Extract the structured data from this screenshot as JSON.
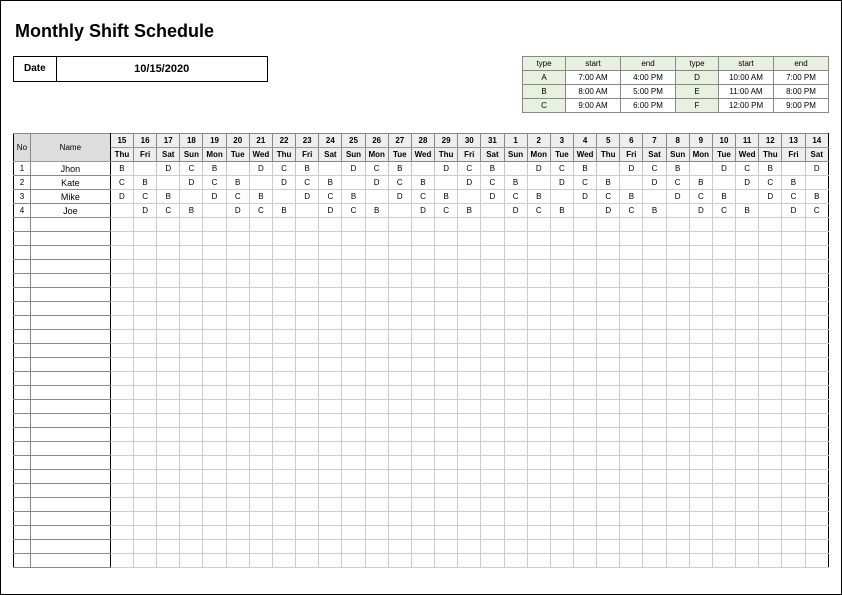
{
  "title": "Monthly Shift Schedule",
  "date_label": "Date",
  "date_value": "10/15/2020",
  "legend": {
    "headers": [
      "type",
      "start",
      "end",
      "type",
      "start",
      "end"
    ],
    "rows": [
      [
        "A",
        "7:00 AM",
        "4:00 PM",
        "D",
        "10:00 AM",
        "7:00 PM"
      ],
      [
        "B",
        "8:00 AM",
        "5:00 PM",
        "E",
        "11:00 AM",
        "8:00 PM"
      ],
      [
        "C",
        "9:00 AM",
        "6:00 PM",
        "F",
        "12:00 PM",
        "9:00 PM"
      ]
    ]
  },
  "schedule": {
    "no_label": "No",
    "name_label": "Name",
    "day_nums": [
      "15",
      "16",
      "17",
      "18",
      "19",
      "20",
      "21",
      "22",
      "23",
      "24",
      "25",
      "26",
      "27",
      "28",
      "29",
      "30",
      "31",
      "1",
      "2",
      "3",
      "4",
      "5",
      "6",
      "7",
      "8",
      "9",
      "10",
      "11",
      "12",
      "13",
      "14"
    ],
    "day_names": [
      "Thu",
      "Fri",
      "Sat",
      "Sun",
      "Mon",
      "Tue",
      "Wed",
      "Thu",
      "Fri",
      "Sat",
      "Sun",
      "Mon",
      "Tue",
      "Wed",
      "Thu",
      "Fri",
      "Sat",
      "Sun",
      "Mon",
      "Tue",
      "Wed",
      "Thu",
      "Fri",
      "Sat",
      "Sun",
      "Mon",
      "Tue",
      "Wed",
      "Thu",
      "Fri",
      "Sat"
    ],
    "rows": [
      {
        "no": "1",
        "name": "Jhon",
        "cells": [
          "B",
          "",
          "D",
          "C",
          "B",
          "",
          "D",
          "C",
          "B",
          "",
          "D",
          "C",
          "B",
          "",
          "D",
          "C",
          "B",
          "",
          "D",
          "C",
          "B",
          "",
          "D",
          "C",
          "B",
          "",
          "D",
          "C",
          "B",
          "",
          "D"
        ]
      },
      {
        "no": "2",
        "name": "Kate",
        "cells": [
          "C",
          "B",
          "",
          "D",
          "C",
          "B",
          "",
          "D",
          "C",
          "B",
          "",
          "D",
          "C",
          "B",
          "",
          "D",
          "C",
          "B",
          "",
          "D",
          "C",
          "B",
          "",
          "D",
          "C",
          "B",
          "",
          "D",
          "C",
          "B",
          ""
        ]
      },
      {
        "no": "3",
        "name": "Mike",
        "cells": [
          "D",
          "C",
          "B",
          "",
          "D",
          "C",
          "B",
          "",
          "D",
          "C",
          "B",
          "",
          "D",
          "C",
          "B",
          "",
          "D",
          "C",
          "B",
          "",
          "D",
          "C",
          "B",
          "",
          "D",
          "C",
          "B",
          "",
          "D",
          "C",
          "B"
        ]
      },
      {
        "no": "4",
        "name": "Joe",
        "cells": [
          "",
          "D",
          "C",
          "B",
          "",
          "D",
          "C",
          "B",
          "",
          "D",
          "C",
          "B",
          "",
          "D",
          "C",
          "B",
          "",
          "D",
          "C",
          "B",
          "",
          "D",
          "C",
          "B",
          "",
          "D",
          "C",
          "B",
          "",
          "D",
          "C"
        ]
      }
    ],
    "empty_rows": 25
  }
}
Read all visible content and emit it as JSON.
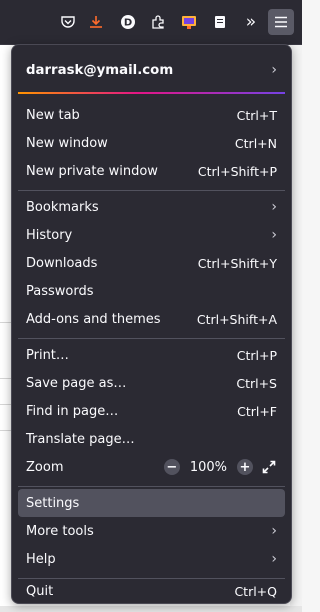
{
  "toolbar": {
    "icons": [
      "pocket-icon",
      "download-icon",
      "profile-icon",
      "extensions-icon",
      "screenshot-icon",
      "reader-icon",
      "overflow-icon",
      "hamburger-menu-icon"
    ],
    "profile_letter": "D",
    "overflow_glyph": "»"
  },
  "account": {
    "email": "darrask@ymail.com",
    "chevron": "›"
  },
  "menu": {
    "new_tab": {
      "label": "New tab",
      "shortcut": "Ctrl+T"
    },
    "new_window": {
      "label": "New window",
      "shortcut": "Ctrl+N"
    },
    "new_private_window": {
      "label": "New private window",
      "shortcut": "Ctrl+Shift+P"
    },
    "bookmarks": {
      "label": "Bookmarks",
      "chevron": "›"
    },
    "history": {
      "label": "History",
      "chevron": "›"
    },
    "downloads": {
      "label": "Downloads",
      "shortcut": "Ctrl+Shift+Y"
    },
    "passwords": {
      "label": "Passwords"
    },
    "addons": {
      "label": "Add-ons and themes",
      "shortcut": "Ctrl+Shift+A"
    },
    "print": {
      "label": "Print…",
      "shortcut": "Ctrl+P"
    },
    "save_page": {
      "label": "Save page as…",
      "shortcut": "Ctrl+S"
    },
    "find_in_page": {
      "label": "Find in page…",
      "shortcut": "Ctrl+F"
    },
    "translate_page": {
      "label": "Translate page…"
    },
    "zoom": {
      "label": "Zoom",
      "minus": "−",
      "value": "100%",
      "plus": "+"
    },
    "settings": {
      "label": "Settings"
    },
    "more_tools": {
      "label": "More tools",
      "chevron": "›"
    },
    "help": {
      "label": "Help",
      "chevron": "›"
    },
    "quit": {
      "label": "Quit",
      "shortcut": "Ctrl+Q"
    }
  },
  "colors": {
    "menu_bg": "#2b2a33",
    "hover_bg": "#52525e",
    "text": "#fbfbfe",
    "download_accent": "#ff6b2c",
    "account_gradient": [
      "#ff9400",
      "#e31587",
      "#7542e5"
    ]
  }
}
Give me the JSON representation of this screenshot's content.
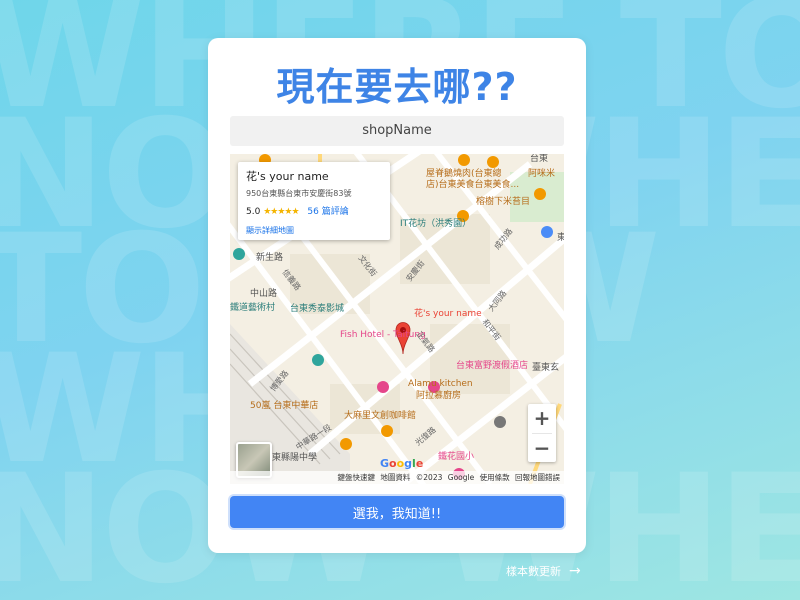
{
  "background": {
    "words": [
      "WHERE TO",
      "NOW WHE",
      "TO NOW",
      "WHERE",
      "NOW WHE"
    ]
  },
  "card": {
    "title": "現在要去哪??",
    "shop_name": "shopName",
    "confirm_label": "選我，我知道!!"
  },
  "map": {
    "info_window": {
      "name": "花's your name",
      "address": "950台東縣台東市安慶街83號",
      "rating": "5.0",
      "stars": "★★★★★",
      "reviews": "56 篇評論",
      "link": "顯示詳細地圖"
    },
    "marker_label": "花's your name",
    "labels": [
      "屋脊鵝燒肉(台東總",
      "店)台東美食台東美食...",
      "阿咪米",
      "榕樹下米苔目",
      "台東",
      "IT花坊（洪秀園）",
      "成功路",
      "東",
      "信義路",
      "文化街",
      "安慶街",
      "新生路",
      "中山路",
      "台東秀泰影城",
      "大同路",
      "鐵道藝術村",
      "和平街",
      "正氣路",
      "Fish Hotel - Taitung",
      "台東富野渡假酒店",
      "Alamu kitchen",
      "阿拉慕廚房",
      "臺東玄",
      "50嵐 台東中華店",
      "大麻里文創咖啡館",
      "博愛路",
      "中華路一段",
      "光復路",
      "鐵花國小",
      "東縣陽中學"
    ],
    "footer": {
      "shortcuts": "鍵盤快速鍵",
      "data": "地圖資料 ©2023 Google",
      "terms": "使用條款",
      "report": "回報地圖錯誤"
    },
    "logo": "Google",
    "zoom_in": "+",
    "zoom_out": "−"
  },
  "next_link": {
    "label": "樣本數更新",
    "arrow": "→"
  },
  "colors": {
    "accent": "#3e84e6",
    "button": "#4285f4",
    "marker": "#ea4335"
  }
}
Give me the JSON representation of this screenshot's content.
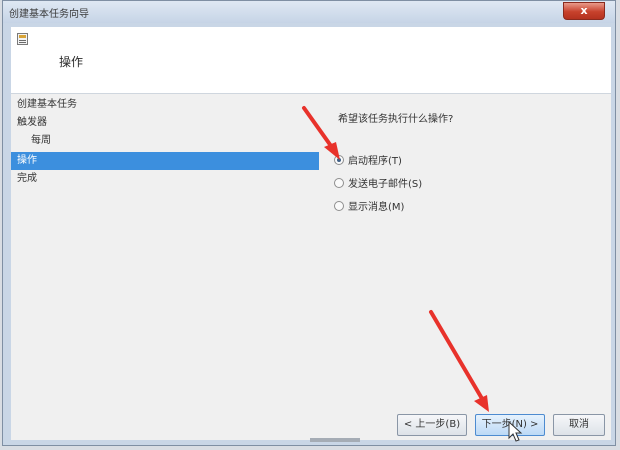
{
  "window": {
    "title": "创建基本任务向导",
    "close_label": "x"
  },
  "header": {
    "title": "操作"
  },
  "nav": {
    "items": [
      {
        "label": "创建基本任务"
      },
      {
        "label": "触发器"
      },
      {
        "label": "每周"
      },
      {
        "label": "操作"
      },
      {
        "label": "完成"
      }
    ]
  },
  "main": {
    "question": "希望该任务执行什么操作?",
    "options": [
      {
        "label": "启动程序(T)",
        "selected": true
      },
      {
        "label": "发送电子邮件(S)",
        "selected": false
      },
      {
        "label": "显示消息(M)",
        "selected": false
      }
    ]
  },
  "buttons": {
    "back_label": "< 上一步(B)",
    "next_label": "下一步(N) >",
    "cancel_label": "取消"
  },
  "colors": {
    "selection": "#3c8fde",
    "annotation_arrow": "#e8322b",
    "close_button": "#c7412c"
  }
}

DIRECTION:
Report every line in the data above in which the word "Shift" appears.

RESPONSE BELOW:
  "title": "Monthly Shift Schedule",
      "shortcut": "Ctrl+Shift+P"
      "shortcut": "Ctrl+Shift+Y"
      "shortcut": "Ctrl+Shift+A"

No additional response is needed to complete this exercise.